══ DATA TO PROCESS
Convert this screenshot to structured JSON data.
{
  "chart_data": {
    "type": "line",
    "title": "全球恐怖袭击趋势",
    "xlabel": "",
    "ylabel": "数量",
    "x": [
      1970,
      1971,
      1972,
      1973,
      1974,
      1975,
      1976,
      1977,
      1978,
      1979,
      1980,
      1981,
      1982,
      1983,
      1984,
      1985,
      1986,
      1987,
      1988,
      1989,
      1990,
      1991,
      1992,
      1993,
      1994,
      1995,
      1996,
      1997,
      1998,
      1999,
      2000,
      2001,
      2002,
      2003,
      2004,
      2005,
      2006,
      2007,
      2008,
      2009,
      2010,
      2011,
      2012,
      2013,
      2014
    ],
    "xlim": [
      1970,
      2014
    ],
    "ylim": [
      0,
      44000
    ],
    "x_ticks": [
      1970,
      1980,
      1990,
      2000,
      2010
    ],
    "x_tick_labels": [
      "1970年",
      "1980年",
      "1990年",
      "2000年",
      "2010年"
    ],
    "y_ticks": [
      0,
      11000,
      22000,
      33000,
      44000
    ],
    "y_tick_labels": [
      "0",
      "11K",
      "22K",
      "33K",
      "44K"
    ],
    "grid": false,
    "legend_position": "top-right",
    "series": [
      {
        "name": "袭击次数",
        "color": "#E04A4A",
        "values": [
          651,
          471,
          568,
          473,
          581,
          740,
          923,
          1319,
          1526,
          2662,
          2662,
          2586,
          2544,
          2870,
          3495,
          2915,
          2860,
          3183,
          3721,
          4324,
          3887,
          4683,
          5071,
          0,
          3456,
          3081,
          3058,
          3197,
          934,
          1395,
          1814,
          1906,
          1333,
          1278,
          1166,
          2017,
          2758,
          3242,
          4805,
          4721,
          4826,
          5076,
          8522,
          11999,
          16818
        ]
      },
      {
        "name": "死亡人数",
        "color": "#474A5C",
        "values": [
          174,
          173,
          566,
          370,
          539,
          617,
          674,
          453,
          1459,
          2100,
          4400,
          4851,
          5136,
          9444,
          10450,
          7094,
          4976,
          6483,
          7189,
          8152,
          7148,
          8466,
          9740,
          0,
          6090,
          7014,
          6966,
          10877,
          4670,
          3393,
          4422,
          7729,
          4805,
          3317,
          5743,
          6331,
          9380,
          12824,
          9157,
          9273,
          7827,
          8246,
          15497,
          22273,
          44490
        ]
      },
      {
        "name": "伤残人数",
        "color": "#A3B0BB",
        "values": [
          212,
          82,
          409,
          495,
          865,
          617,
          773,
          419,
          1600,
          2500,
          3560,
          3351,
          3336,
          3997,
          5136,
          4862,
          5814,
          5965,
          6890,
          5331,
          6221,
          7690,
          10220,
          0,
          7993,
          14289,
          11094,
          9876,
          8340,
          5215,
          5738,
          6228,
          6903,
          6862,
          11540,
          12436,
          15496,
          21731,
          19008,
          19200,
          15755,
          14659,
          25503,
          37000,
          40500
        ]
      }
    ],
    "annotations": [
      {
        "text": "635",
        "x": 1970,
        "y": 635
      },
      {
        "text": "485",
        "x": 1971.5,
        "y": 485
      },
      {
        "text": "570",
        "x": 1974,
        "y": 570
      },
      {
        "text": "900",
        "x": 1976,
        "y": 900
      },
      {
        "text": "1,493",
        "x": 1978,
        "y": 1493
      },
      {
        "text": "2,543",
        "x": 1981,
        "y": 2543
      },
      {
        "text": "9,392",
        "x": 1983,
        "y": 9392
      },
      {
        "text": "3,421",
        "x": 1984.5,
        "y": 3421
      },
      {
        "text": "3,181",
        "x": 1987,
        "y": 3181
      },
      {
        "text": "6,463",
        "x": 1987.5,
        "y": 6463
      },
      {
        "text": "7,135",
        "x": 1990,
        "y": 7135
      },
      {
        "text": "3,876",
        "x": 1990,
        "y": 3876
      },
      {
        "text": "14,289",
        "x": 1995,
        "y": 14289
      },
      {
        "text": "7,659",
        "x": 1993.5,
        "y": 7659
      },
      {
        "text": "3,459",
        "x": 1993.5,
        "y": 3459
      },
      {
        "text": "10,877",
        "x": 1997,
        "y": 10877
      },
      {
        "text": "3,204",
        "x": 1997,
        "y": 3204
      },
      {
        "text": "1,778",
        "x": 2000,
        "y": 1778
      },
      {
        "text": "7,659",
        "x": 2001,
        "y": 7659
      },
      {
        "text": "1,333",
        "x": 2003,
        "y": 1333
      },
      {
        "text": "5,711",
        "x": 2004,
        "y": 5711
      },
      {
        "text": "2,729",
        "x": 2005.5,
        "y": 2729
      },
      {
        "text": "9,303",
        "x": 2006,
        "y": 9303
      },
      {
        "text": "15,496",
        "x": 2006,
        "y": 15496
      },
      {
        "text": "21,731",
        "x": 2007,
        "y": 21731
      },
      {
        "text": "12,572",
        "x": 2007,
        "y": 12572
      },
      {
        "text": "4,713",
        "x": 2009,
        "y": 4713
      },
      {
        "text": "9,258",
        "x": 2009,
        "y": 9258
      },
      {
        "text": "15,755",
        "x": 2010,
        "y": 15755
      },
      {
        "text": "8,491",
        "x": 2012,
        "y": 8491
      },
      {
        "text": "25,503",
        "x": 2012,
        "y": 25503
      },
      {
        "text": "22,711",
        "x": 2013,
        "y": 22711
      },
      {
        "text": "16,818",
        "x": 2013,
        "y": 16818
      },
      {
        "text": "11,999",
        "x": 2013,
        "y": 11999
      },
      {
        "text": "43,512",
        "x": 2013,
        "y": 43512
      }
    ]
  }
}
════
- [EXERCISE INSTRUCTIONS]:
Print every entry exactly as written.

- [COMPLETED EXERCISE]:
Convert this screenshot to structured JSON data.
{
  "chart_data": {
    "type": "line",
    "title": "全球恐怖袭击趋势",
    "xlabel": "",
    "ylabel": "数量",
    "x": [
      1970,
      1971,
      1972,
      1973,
      1974,
      1975,
      1976,
      1977,
      1978,
      1979,
      1980,
      1981,
      1982,
      1983,
      1984,
      1985,
      1986,
      1987,
      1988,
      1989,
      1990,
      1991,
      1992,
      1993,
      1994,
      1995,
      1996,
      1997,
      1998,
      1999,
      2000,
      2001,
      2002,
      2003,
      2004,
      2005,
      2006,
      2007,
      2008,
      2009,
      2010,
      2011,
      2012,
      2013,
      2014
    ],
    "xlim": [
      1970,
      2014
    ],
    "ylim": [
      0,
      44000
    ],
    "x_ticks": [
      1970,
      1980,
      1990,
      2000,
      2010
    ],
    "x_tick_labels": [
      "1970年",
      "1980年",
      "1990年",
      "2000年",
      "2010年"
    ],
    "y_ticks": [
      0,
      11000,
      22000,
      33000,
      44000
    ],
    "y_tick_labels": [
      "0",
      "11K",
      "22K",
      "33K",
      "44K"
    ],
    "grid": false,
    "legend_position": "top-right",
    "series": [
      {
        "name": "袭击次数",
        "color": "#E04A4A",
        "values": [
          651,
          471,
          568,
          473,
          581,
          740,
          923,
          1319,
          1526,
          2662,
          2662,
          2586,
          2544,
          2870,
          3495,
          2915,
          2860,
          3183,
          3721,
          4324,
          3887,
          4683,
          5071,
          0,
          3456,
          3081,
          3058,
          3197,
          934,
          1395,
          1814,
          1906,
          1333,
          1278,
          1166,
          2017,
          2758,
          3242,
          4805,
          4721,
          4826,
          5076,
          8522,
          11999,
          16818
        ]
      },
      {
        "name": "死亡人数",
        "color": "#474A5C",
        "values": [
          174,
          173,
          566,
          370,
          539,
          617,
          674,
          453,
          1459,
          2100,
          4400,
          4851,
          5136,
          9444,
          10450,
          7094,
          4976,
          6483,
          7189,
          8152,
          7148,
          8466,
          9740,
          0,
          6090,
          7014,
          6966,
          10877,
          4670,
          3393,
          4422,
          7729,
          4805,
          3317,
          5743,
          6331,
          9380,
          12824,
          9157,
          9273,
          7827,
          8246,
          15497,
          22273,
          44490
        ]
      },
      {
        "name": "伤残人数",
        "color": "#A3B0BB",
        "values": [
          212,
          82,
          409,
          495,
          865,
          617,
          773,
          419,
          1600,
          2500,
          3560,
          3351,
          3336,
          3997,
          5136,
          4862,
          5814,
          5965,
          6890,
          5331,
          6221,
          7690,
          10220,
          0,
          7993,
          14289,
          11094,
          9876,
          8340,
          5215,
          5738,
          6228,
          6903,
          6862,
          11540,
          12436,
          15496,
          21731,
          19008,
          19200,
          15755,
          14659,
          25503,
          37000,
          40500
        ]
      }
    ],
    "annotations": [
      {
        "text": "635",
        "x": 1970,
        "y": 635
      },
      {
        "text": "485",
        "x": 1971.5,
        "y": 485
      },
      {
        "text": "570",
        "x": 1974,
        "y": 570
      },
      {
        "text": "900",
        "x": 1976,
        "y": 900
      },
      {
        "text": "1,493",
        "x": 1978,
        "y": 1493
      },
      {
        "text": "2,543",
        "x": 1981,
        "y": 2543
      },
      {
        "text": "9,392",
        "x": 1983,
        "y": 9392
      },
      {
        "text": "3,421",
        "x": 1984.5,
        "y": 3421
      },
      {
        "text": "3,181",
        "x": 1987,
        "y": 3181
      },
      {
        "text": "6,463",
        "x": 1987.5,
        "y": 6463
      },
      {
        "text": "7,135",
        "x": 1990,
        "y": 7135
      },
      {
        "text": "3,876",
        "x": 1990,
        "y": 3876
      },
      {
        "text": "14,289",
        "x": 1995,
        "y": 14289
      },
      {
        "text": "7,659",
        "x": 1993.5,
        "y": 7659
      },
      {
        "text": "3,459",
        "x": 1993.5,
        "y": 3459
      },
      {
        "text": "10,877",
        "x": 1997,
        "y": 10877
      },
      {
        "text": "3,204",
        "x": 1997,
        "y": 3204
      },
      {
        "text": "1,778",
        "x": 2000,
        "y": 1778
      },
      {
        "text": "7,659",
        "x": 2001,
        "y": 7659
      },
      {
        "text": "1,333",
        "x": 2003,
        "y": 1333
      },
      {
        "text": "5,711",
        "x": 2004,
        "y": 5711
      },
      {
        "text": "2,729",
        "x": 2005.5,
        "y": 2729
      },
      {
        "text": "9,303",
        "x": 2006,
        "y": 9303
      },
      {
        "text": "15,496",
        "x": 2006,
        "y": 15496
      },
      {
        "text": "21,731",
        "x": 2007,
        "y": 21731
      },
      {
        "text": "12,572",
        "x": 2007,
        "y": 12572
      },
      {
        "text": "4,713",
        "x": 2009,
        "y": 4713
      },
      {
        "text": "9,258",
        "x": 2009,
        "y": 9258
      },
      {
        "text": "15,755",
        "x": 2010,
        "y": 15755
      },
      {
        "text": "8,491",
        "x": 2012,
        "y": 8491
      },
      {
        "text": "25,503",
        "x": 2012,
        "y": 25503
      },
      {
        "text": "22,711",
        "x": 2013,
        "y": 22711
      },
      {
        "text": "16,818",
        "x": 2013,
        "y": 16818
      },
      {
        "text": "11,999",
        "x": 2013,
        "y": 11999
      },
      {
        "text": "43,512",
        "x": 2013,
        "y": 43512
      }
    ]
  }
}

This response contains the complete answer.